[Dataset items]

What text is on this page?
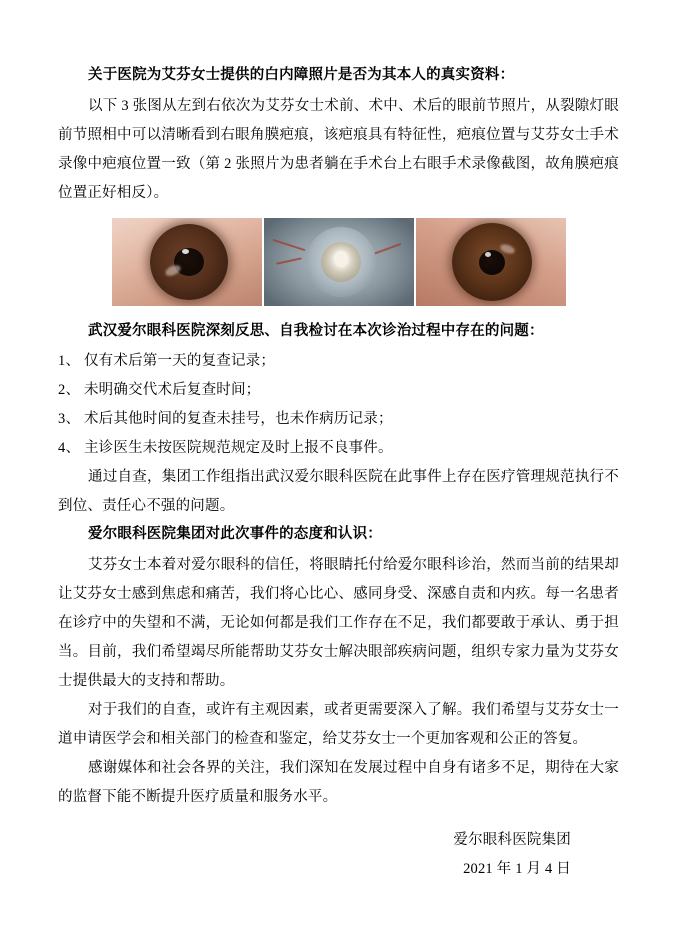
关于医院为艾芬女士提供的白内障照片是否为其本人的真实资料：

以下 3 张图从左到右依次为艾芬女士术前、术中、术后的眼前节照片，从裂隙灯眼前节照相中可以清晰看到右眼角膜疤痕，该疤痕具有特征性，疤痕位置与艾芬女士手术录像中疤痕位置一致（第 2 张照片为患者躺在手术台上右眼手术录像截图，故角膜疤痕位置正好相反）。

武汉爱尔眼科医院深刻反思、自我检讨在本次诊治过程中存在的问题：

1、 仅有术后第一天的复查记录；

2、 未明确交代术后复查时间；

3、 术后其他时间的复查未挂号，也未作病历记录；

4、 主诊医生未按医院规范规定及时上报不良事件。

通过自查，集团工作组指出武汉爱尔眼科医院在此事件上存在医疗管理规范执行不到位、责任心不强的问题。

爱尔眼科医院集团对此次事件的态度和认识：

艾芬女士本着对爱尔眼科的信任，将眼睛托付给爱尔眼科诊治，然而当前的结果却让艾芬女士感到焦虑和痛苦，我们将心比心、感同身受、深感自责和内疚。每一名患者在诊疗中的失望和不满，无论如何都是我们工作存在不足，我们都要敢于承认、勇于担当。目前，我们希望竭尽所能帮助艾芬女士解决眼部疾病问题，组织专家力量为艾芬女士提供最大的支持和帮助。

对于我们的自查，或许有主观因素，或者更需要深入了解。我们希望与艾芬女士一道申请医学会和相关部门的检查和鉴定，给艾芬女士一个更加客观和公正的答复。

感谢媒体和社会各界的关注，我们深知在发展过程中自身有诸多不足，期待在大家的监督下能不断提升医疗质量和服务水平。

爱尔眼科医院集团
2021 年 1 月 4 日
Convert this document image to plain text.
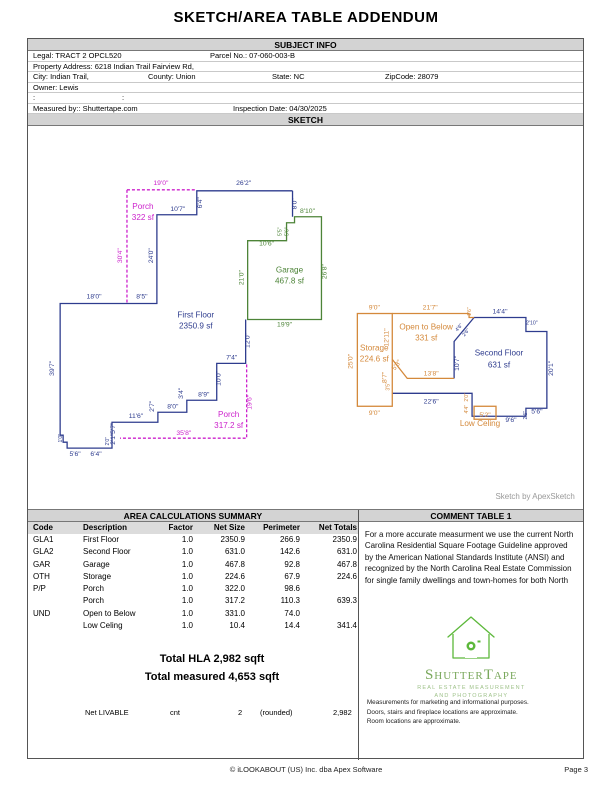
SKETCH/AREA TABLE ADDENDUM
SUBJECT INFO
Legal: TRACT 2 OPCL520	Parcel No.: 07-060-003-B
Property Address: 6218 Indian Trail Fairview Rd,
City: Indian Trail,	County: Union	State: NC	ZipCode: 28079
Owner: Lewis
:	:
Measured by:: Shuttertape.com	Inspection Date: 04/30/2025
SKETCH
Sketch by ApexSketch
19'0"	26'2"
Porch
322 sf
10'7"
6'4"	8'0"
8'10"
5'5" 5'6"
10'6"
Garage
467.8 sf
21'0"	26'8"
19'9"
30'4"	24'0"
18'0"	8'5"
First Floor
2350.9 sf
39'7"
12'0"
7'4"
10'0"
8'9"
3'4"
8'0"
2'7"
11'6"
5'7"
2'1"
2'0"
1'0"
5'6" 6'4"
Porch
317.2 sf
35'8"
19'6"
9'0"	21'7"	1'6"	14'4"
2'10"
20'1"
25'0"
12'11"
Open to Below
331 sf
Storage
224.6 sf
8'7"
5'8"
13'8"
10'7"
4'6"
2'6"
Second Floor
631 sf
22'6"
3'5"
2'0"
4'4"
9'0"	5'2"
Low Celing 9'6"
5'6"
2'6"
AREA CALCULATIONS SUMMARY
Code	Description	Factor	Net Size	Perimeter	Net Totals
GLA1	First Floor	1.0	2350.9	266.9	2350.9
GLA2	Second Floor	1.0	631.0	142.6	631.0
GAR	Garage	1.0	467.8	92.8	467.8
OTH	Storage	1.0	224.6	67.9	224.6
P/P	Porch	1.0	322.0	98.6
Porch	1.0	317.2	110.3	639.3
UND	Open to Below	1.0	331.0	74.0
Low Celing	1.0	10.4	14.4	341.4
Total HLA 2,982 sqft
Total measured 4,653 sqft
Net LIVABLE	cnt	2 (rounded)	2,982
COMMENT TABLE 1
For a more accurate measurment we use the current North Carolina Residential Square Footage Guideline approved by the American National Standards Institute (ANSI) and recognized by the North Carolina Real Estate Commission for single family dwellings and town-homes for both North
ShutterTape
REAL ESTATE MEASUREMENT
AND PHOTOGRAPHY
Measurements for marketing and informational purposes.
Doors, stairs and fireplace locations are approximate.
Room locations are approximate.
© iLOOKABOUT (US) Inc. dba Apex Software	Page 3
==
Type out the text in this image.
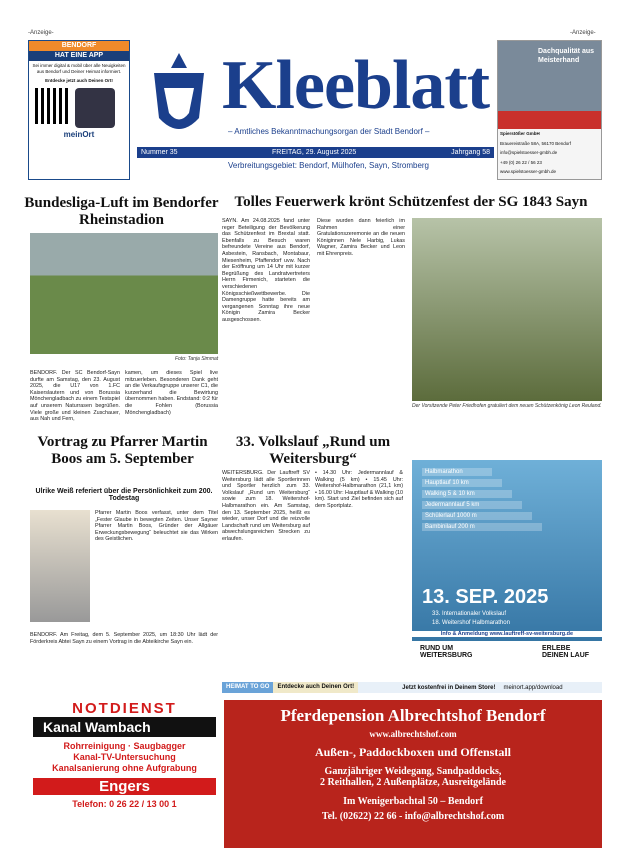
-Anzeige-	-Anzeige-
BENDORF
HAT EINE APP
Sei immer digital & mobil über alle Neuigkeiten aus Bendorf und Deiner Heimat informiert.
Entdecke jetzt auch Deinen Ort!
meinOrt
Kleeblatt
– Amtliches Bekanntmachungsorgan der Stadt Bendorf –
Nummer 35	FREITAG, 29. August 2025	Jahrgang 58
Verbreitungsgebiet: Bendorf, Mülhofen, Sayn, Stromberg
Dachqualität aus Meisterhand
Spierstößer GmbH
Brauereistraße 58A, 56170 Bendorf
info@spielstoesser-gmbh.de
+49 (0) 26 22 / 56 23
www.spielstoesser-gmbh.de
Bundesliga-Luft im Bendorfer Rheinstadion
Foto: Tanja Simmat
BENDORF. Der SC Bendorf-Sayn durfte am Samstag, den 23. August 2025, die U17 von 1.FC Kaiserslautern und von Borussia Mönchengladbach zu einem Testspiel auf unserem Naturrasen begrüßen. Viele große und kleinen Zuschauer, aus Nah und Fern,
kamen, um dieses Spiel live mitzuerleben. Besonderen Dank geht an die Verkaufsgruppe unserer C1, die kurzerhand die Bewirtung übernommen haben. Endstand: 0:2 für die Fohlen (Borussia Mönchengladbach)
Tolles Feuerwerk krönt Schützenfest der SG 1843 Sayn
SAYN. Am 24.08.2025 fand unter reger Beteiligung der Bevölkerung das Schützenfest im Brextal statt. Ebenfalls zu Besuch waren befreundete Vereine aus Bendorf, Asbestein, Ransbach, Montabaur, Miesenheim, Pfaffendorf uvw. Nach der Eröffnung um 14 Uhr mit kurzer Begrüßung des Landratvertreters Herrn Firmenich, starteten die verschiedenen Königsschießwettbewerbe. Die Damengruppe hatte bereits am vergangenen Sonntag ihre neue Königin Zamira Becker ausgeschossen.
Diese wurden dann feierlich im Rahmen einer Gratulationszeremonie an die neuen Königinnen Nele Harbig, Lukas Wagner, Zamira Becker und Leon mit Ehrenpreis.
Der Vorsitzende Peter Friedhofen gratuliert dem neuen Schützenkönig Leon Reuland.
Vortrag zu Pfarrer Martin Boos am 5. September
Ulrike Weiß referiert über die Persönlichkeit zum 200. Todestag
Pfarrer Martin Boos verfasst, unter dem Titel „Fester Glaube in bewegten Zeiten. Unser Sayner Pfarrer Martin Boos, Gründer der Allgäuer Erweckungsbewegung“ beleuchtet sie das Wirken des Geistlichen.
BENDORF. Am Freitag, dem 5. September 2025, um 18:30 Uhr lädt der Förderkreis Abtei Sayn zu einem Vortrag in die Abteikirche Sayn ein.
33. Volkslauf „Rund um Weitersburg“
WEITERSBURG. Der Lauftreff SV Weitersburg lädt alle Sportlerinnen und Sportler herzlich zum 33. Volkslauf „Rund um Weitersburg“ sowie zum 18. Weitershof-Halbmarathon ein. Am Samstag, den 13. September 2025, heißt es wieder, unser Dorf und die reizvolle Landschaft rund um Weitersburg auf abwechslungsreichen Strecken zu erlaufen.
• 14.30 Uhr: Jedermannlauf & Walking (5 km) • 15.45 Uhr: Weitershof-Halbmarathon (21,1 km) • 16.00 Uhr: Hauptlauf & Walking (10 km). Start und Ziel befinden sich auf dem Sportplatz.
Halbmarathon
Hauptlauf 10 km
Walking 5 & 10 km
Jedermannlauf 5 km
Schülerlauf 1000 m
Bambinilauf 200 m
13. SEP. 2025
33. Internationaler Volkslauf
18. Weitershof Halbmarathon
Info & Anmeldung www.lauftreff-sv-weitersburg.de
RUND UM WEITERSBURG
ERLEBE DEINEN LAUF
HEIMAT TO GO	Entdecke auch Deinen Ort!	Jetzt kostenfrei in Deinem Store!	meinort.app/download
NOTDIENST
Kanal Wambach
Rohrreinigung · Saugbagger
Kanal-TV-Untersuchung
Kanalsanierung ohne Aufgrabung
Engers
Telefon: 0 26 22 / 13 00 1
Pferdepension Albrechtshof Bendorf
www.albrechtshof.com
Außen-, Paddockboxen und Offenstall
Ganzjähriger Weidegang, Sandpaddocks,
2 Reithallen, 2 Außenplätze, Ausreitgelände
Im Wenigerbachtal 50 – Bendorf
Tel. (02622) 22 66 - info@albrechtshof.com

== DIRECTIONS ==
From the data, pick out every line that includes "spielstoesser".

== WRITTEN REPLY ==
info@spielstoesser-gmbh.de
www.spielstoesser-gmbh.de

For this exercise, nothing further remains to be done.